WORKING DATA
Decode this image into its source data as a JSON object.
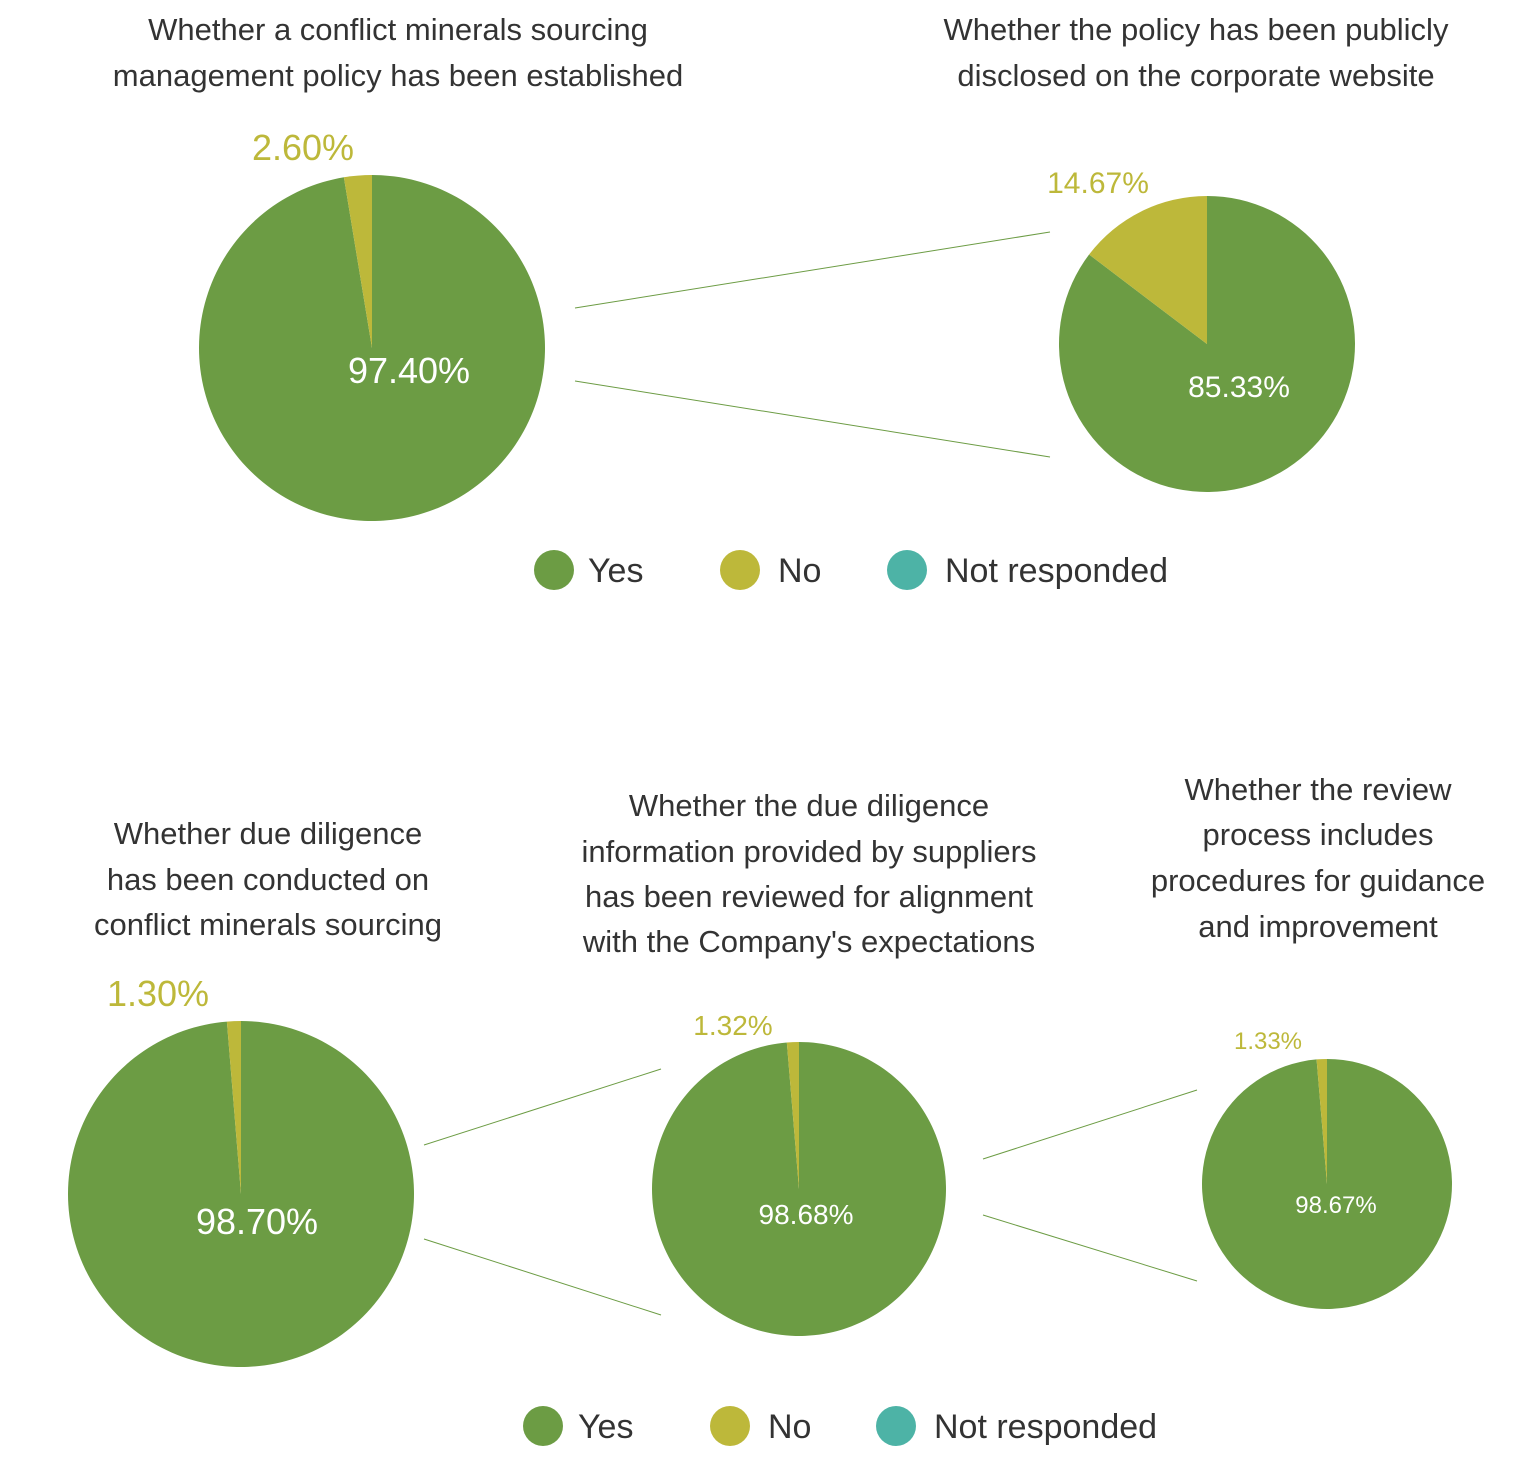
{
  "colors": {
    "Yes": "#6c9c44",
    "No": "#bdb83a",
    "Not responded": "#4db3a6",
    "text": "#333333",
    "connector": "#6c9c44"
  },
  "legend_top": [
    "Yes",
    "No",
    "Not responded"
  ],
  "legend_bottom": [
    "Yes",
    "No",
    "Not responded"
  ],
  "chart_data": [
    {
      "type": "pie",
      "title": [
        "Whether a conflict minerals sourcing",
        "management policy has been established"
      ],
      "categories": [
        "Yes",
        "No",
        "Not responded"
      ],
      "values": [
        97.4,
        2.6,
        0
      ],
      "labels": [
        "97.40%",
        "2.60%"
      ]
    },
    {
      "type": "pie",
      "title": [
        "Whether the policy has been publicly",
        "disclosed on the corporate website"
      ],
      "categories": [
        "Yes",
        "No",
        "Not responded"
      ],
      "values": [
        85.33,
        14.67,
        0
      ],
      "labels": [
        "85.33%",
        "14.67%"
      ]
    },
    {
      "type": "pie",
      "title": [
        "Whether due diligence",
        "has been conducted on",
        "conflict minerals sourcing"
      ],
      "categories": [
        "Yes",
        "No",
        "Not responded"
      ],
      "values": [
        98.7,
        1.3,
        0
      ],
      "labels": [
        "98.70%",
        "1.30%"
      ]
    },
    {
      "type": "pie",
      "title": [
        "Whether the due diligence",
        "information provided by suppliers",
        "has been reviewed for alignment",
        "with the Company's expectations"
      ],
      "categories": [
        "Yes",
        "No",
        "Not responded"
      ],
      "values": [
        98.68,
        1.32,
        0
      ],
      "labels": [
        "98.68%",
        "1.32%"
      ]
    },
    {
      "type": "pie",
      "title": [
        "Whether the review",
        "process includes",
        "procedures for guidance",
        "and improvement"
      ],
      "categories": [
        "Yes",
        "No",
        "Not responded"
      ],
      "values": [
        98.67,
        1.33,
        0
      ],
      "labels": [
        "98.67%",
        "1.33%"
      ]
    }
  ]
}
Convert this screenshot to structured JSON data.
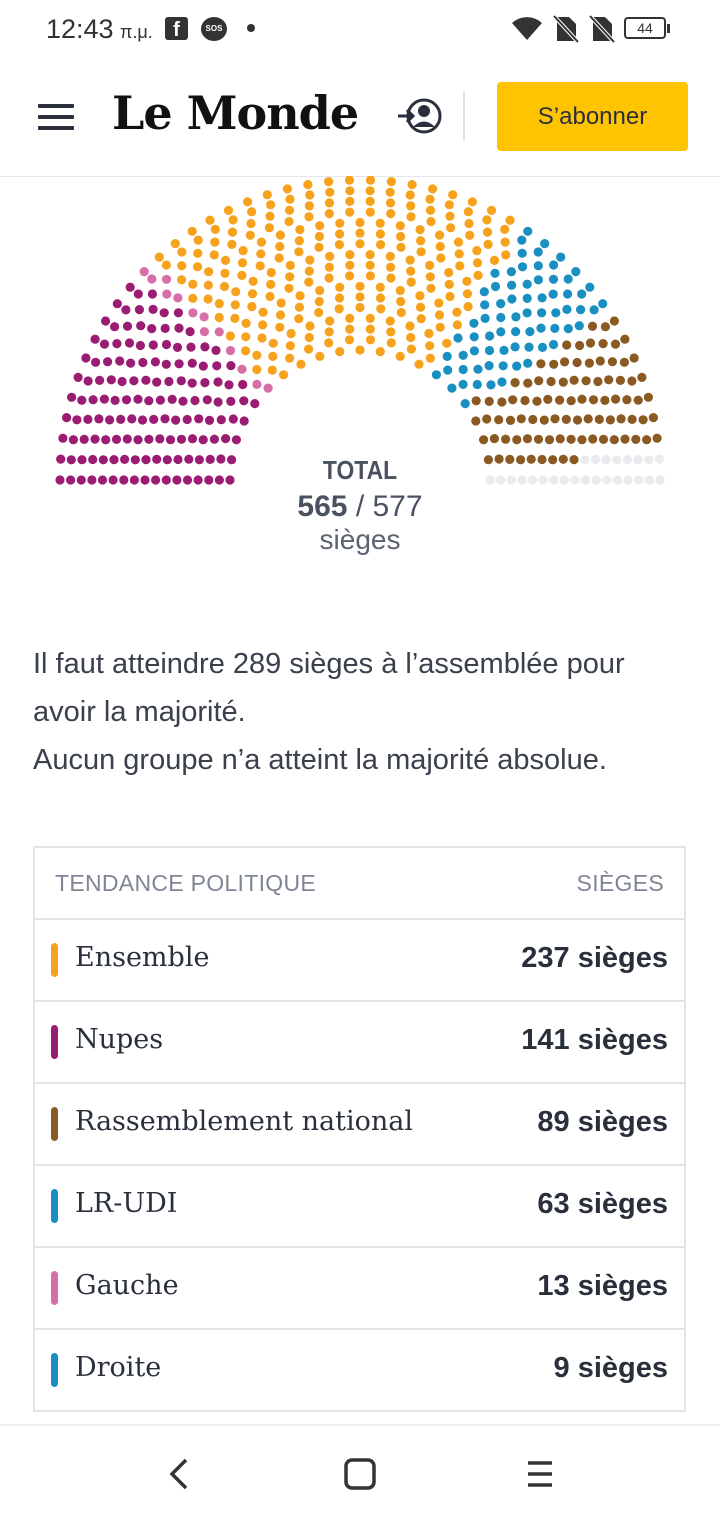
{
  "status_bar": {
    "time": "12:43",
    "ampm": "π.μ.",
    "battery": "44",
    "icons": [
      "facebook-icon",
      "sos-icon",
      "dot-icon",
      "wifi-icon",
      "no-sim-icon",
      "no-sim-icon",
      "battery-icon"
    ]
  },
  "header": {
    "logo": "Le Monde",
    "subscribe_label": "S’abonner",
    "accent_color": "#ffc400"
  },
  "hemicycle": {
    "total_label": "TOTAL",
    "seats_assigned": "565",
    "seats_separator": " / ",
    "seats_total": "577",
    "unit": "sièges",
    "unassigned_color": "#e9ebee"
  },
  "info": {
    "line1": "Il faut atteindre 289 sièges à l’assemblée pour avoir la majorité.",
    "line2": "Aucun groupe n’a atteint la majorité absolue."
  },
  "table": {
    "col_party": "TENDANCE POLITIQUE",
    "col_seats": "SIÈGES",
    "rows": [
      {
        "name": "Ensemble",
        "seats": "237 sièges",
        "color": "#f6a21c"
      },
      {
        "name": "Nupes",
        "seats": "141 sièges",
        "color": "#9b1c73"
      },
      {
        "name": "Rassemblement national",
        "seats": "89 sièges",
        "color": "#8a5a22"
      },
      {
        "name": "LR-UDI",
        "seats": "63 sièges",
        "color": "#1a8fc1"
      },
      {
        "name": "Gauche",
        "seats": "13 sièges",
        "color": "#d66fa6"
      },
      {
        "name": "Droite",
        "seats": "9 sièges",
        "color": "#1a8fc1"
      }
    ]
  },
  "chart_data": {
    "type": "hemicycle",
    "total_seats": 577,
    "assigned_seats": 565,
    "series": [
      {
        "name": "Nupes",
        "value": 141,
        "color": "#9b1c73"
      },
      {
        "name": "Gauche",
        "value": 13,
        "color": "#d66fa6"
      },
      {
        "name": "Ensemble",
        "value": 237,
        "color": "#f6a21c"
      },
      {
        "name": "Droite",
        "value": 9,
        "color": "#1a8fc1"
      },
      {
        "name": "LR-UDI",
        "value": 63,
        "color": "#1a8fc1"
      },
      {
        "name": "Rassemblement national",
        "value": 89,
        "color": "#8a5a22"
      }
    ]
  }
}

GOAL
Which lines hold the word "sourcing"? Copy each of them from the records.

FULL RESPONSE
        "Whether a conflict minerals sourcing",
        "conflict minerals sourcing"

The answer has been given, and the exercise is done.